Requirement: Copy each line where the word "Social" occurs.

(Saved data entries)
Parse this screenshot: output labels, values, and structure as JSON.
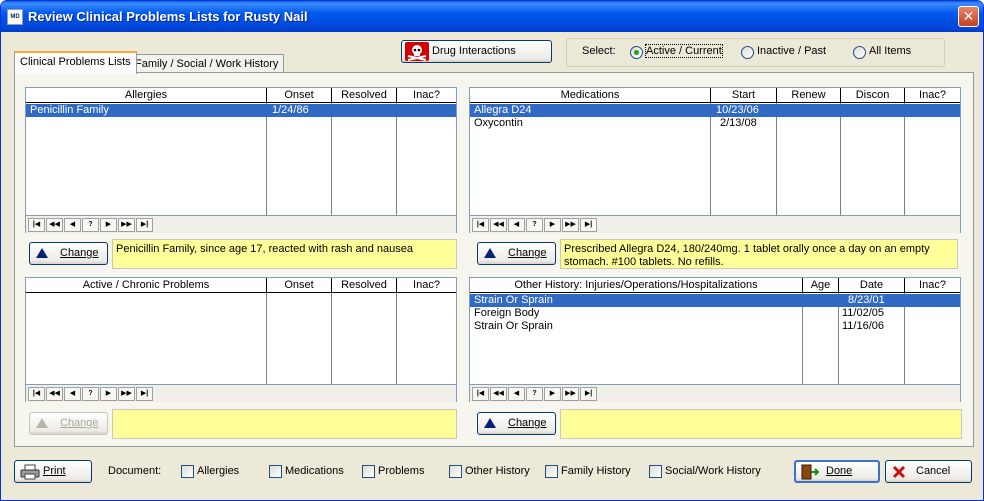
{
  "window": {
    "title": "Review Clinical Problems Lists for Rusty Nail",
    "close_label": "✕"
  },
  "tabs": [
    {
      "label": "Clinical Problems Lists",
      "active": true
    },
    {
      "label": "Family / Social / Work History",
      "active": false
    }
  ],
  "toolbar": {
    "drug_interactions_label": "Drug Interactions"
  },
  "select": {
    "label": "Select:",
    "options": [
      {
        "label": "Active / Current",
        "selected": true
      },
      {
        "label": "Inactive / Past",
        "selected": false
      },
      {
        "label": "All Items",
        "selected": false
      }
    ]
  },
  "nav_buttons": [
    "|◀",
    "◀◀",
    "◀",
    "?",
    "▶",
    "▶▶",
    "▶|"
  ],
  "allergies": {
    "columns": [
      "Allergies",
      "Onset",
      "Resolved",
      "Inac?"
    ],
    "rows": [
      {
        "cells": [
          "Penicillin Family",
          "1/24/86",
          "",
          ""
        ],
        "selected": true
      }
    ],
    "change_label": "Change",
    "note": "Penicillin Family, since age 17, reacted with rash and nausea"
  },
  "medications": {
    "columns": [
      "Medications",
      "Start",
      "Renew",
      "Discon",
      "Inac?"
    ],
    "rows": [
      {
        "cells": [
          "Allegra D24",
          "10/23/06",
          "",
          "",
          ""
        ],
        "selected": true
      },
      {
        "cells": [
          "Oxycontin",
          "2/13/08",
          "",
          "",
          ""
        ],
        "selected": false
      }
    ],
    "change_label": "Change",
    "note": "Prescribed Allegra D24, 180/240mg. 1 tablet orally once a day on an empty stomach. #100 tablets. No refills."
  },
  "problems": {
    "columns": [
      "Active / Chronic Problems",
      "Onset",
      "Resolved",
      "Inac?"
    ],
    "rows": [],
    "change_label": "Change",
    "note": ""
  },
  "history": {
    "columns": [
      "Other History: Injuries/Operations/Hospitalizations",
      "Age",
      "Date",
      "Inac?"
    ],
    "rows": [
      {
        "cells": [
          "Strain Or Sprain",
          "",
          "8/23/01",
          ""
        ],
        "selected": true
      },
      {
        "cells": [
          "Foreign Body",
          "",
          "11/02/05",
          ""
        ],
        "selected": false
      },
      {
        "cells": [
          "Strain Or Sprain",
          "",
          "11/16/06",
          ""
        ],
        "selected": false
      }
    ],
    "change_label": "Change",
    "note": ""
  },
  "footer": {
    "print_label": "Print",
    "document_label": "Document:",
    "checkboxes": [
      "Allergies",
      "Medications",
      "Problems",
      "Other History",
      "Family History",
      "Social/Work History"
    ],
    "done_label": "Done",
    "cancel_label": "Cancel"
  },
  "colors": {
    "titlebar": "#0058ee",
    "selection": "#316ac5",
    "note_bg": "#ffff99"
  }
}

Reply to the task:
      "label": "Family / Social / Work History",
      "Social/Work History"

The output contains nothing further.